◆ OBJECTIVE ◆
Search the records for the word "Engelhardt" and report each line that has it.

═══ DATA PROVIDED

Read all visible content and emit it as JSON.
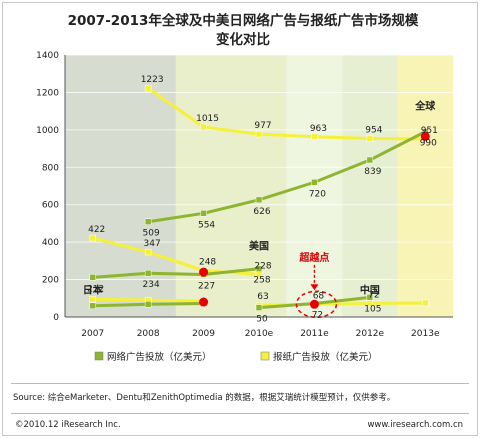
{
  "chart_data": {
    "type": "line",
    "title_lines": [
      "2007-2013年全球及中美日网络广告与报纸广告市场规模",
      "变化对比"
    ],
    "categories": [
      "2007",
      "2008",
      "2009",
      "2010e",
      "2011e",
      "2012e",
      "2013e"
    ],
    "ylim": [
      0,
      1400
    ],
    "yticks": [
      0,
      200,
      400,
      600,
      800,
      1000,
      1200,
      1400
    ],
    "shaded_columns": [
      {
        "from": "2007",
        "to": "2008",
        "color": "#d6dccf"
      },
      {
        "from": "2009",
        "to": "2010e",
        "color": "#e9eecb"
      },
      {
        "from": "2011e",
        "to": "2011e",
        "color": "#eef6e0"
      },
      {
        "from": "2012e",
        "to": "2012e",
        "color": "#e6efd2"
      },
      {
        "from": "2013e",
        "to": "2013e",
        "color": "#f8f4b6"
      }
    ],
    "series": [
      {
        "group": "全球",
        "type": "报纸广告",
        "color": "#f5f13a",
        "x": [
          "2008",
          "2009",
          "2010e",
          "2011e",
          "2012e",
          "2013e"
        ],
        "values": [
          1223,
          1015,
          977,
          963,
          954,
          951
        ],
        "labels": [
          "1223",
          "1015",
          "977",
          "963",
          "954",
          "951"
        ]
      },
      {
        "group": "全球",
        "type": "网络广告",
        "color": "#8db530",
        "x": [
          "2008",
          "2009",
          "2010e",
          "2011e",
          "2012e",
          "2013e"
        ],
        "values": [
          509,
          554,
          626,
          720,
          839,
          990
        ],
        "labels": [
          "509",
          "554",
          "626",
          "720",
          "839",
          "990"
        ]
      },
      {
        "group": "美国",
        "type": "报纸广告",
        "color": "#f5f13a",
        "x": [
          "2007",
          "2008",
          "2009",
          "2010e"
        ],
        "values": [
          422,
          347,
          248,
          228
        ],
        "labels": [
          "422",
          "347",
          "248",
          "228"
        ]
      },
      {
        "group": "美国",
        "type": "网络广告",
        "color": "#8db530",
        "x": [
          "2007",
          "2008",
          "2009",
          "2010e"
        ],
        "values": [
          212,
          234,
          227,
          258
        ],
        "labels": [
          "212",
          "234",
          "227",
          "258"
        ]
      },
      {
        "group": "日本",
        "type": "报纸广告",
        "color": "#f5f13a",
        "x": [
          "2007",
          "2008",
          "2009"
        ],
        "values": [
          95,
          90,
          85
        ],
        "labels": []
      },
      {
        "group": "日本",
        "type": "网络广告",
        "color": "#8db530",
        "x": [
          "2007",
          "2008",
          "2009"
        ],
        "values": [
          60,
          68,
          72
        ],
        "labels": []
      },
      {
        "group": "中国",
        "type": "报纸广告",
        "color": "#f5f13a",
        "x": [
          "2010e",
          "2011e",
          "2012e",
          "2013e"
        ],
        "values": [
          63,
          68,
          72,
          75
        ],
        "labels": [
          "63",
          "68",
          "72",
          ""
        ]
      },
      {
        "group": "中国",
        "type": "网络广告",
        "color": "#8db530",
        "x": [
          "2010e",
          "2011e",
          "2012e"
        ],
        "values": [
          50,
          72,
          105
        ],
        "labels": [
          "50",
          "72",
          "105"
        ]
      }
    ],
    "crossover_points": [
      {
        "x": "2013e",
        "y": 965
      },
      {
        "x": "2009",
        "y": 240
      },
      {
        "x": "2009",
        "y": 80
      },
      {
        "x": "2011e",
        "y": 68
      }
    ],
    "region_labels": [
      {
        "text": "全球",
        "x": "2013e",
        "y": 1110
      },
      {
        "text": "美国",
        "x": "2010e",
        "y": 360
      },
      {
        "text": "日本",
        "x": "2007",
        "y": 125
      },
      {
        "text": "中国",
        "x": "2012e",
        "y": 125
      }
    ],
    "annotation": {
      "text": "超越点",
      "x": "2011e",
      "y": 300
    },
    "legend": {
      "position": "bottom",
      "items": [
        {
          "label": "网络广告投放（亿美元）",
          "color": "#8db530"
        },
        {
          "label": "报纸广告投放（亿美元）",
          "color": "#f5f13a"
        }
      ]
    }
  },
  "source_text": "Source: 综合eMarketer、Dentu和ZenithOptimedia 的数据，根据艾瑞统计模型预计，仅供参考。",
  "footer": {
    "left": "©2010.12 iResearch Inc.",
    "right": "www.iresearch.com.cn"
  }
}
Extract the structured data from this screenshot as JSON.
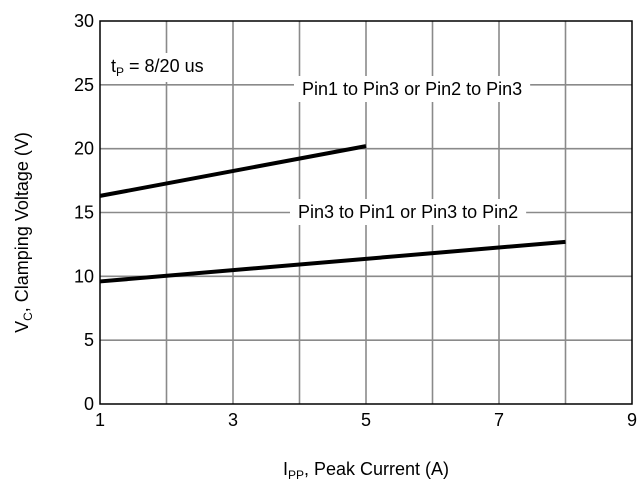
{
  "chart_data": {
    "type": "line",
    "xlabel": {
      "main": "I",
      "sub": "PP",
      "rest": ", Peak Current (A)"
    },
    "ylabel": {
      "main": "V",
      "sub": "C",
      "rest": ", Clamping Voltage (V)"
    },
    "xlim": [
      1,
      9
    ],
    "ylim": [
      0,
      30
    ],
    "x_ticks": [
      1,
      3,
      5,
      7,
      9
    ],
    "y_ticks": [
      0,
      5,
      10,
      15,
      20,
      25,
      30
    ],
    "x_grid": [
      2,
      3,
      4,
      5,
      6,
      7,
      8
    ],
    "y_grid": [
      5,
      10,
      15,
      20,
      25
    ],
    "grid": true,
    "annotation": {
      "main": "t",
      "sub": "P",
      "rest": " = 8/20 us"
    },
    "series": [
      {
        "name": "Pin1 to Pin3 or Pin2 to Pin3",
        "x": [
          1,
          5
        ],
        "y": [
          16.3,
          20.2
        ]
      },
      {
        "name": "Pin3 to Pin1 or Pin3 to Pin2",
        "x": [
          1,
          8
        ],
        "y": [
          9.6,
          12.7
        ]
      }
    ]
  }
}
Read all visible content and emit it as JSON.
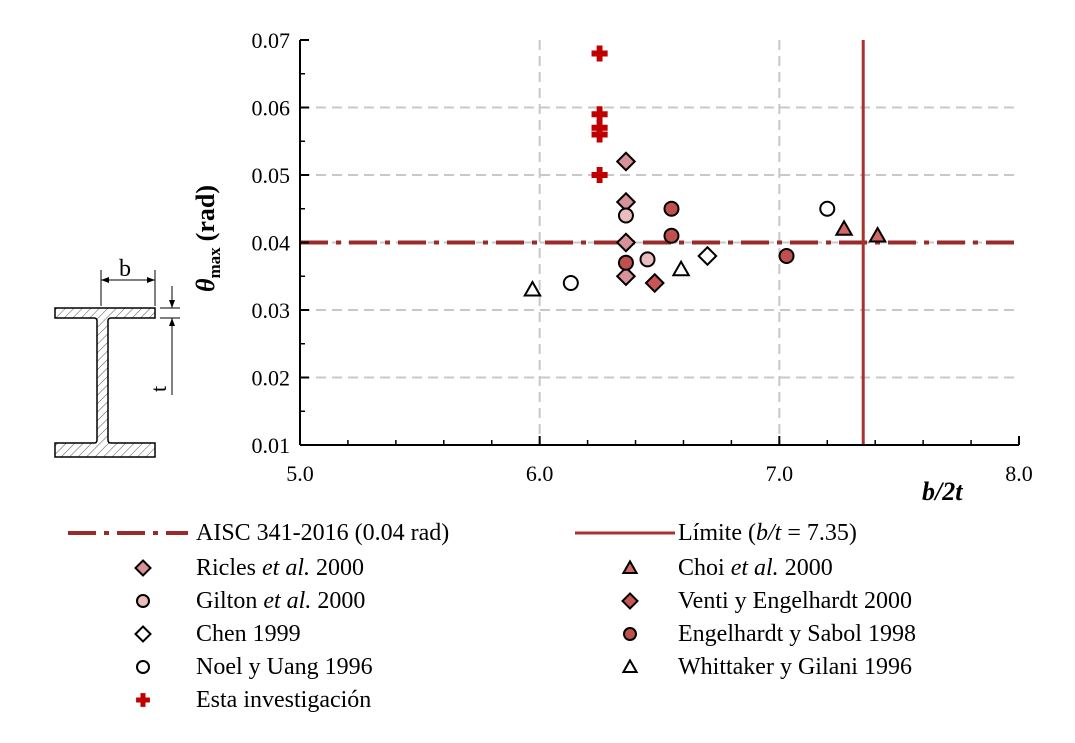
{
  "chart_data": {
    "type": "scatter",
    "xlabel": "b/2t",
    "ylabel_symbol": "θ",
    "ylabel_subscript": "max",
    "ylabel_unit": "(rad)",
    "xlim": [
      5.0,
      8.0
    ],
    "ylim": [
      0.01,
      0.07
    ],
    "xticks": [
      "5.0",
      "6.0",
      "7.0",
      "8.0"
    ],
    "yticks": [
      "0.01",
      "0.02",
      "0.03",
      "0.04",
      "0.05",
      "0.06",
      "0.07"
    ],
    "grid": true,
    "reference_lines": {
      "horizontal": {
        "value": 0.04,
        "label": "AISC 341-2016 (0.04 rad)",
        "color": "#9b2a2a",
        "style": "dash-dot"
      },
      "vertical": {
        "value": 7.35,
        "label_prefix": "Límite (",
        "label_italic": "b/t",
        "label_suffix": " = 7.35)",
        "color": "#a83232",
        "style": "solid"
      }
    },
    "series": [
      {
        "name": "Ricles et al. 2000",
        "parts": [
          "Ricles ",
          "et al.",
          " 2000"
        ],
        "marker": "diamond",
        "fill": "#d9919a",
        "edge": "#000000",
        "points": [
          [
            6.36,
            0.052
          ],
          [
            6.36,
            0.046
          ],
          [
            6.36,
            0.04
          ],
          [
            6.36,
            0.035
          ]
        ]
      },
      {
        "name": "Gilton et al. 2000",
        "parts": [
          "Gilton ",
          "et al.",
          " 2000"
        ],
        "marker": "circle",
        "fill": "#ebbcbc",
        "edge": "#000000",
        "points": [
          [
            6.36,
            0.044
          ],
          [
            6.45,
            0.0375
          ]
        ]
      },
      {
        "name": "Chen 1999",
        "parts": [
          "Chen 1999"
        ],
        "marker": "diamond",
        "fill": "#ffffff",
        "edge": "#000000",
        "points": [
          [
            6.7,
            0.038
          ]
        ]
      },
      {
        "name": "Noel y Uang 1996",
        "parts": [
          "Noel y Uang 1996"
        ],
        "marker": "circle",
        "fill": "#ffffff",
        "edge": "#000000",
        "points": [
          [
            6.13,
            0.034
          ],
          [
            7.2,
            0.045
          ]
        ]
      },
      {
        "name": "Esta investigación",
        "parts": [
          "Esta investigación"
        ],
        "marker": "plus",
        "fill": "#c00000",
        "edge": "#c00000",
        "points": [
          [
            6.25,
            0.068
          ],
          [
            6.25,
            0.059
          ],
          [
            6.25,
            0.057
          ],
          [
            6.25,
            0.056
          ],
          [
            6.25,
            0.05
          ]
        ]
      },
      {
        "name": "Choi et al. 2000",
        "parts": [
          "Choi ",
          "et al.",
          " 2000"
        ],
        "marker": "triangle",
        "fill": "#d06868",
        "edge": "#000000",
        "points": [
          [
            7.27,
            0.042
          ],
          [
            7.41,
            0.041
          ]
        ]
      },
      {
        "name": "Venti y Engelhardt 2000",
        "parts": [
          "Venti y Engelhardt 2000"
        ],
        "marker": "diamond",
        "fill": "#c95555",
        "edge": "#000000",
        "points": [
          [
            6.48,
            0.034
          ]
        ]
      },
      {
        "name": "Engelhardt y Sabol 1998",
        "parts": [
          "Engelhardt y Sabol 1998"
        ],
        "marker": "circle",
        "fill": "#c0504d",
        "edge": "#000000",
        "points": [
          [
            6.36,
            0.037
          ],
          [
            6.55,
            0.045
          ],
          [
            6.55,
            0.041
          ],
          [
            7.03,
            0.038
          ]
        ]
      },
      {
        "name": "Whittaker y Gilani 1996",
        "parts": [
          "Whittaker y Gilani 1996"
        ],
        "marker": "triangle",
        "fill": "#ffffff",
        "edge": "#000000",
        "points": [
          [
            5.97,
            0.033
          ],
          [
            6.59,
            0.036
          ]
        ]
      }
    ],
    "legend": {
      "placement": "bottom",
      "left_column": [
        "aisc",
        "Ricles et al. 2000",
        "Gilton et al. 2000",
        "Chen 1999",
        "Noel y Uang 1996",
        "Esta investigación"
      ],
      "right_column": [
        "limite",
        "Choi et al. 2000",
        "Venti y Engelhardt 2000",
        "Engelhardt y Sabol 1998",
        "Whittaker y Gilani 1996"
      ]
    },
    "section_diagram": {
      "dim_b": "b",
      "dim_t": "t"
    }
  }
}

══════

◆ ANSWER FOR THIS EXERCISE ◆
        "name": "Venti y Engelhardt 2000",
          "Venti y Engelhardt 2000"
        "name": "Engelhardt y Sabol 1998",
          "Engelhardt y Sabol 1998"
        "Venti y Engelhardt 2000",
        "Engelhardt y Sabol 1998",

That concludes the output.